▶ [Given problem]: Produce an exact copy of the lines from the line containing "Output the text content of this document." through the last line of the listing below, both ends included, and nothing else.

********************

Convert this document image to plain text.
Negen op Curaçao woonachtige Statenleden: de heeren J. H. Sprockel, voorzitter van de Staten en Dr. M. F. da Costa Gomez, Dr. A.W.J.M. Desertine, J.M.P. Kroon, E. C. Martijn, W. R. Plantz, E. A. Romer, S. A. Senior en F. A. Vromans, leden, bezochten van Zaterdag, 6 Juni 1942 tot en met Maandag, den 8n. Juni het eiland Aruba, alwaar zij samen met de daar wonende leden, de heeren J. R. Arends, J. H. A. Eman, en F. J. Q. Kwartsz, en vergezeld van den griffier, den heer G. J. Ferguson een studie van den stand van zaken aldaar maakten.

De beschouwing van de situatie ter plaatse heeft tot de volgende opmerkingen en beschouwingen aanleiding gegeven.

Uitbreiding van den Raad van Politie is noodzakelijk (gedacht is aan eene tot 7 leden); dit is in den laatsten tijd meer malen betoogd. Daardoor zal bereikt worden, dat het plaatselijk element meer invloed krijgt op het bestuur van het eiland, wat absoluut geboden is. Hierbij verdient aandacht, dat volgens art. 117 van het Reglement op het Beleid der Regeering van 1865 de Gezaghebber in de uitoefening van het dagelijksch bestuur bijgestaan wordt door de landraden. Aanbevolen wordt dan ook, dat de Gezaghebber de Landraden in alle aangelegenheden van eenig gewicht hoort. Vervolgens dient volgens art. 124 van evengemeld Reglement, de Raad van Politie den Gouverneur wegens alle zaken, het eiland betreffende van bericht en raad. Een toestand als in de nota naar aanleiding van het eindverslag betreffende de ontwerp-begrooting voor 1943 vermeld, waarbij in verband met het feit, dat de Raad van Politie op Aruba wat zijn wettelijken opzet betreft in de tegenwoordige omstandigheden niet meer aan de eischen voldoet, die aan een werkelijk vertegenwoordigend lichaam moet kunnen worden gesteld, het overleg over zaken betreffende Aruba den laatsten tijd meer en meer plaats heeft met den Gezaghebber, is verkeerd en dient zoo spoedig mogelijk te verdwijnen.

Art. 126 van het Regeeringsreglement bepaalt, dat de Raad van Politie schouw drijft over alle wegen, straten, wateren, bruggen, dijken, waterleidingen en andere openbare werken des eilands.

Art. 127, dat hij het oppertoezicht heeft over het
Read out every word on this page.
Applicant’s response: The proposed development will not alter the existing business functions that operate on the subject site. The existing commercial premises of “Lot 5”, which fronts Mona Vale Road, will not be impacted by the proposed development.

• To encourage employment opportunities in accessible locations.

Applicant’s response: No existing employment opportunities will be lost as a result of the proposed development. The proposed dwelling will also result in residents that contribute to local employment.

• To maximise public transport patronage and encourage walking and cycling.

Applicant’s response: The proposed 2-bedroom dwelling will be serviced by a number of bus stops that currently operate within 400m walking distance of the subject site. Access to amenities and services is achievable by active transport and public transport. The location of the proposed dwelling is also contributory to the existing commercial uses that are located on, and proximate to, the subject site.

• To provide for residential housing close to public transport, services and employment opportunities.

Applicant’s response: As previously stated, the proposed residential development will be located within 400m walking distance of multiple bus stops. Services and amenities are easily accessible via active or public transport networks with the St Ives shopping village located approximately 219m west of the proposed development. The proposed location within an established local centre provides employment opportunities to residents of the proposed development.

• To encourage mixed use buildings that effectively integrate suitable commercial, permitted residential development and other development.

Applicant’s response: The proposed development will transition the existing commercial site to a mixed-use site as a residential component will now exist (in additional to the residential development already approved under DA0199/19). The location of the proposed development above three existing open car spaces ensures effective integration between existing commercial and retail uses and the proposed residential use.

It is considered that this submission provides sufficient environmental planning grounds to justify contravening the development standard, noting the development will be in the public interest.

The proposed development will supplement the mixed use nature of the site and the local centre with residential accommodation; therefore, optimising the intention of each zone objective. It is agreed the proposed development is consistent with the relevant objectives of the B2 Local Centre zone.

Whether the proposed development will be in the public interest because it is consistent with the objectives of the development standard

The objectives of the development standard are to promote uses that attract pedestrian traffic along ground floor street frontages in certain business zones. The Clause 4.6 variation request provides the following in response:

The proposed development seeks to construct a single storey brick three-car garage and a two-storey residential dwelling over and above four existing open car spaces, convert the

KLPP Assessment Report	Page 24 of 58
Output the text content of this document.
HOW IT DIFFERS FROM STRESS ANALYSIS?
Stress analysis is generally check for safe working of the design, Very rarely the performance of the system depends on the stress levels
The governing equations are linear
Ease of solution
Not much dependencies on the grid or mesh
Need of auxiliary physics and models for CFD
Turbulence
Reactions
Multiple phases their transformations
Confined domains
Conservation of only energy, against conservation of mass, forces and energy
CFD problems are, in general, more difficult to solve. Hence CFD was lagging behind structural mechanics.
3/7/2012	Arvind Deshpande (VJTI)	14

********************

▶ [Answer to this problem]:
Output the text content of this document.
HOW IT DIFFERS FROM STRESS ANALYSIS?
Stress analysis is generally check for safe working of the design, Very rarely the performance of the system depends on the stress levels
The governing equations are linear
Ease of solution
Not much dependencies on the grid or mesh
Need of auxiliary physics and models for CFD
Turbulence
Reactions
Multiple phases their transformations
Confined domains
Conservation of only energy, against conservation of mass, forces and energy
CFD problems are, in general, more difficult to solve. Hence CFD was lagging behind structural mechanics.
3/7/2012	Arvind Deshpande (VJTI)	14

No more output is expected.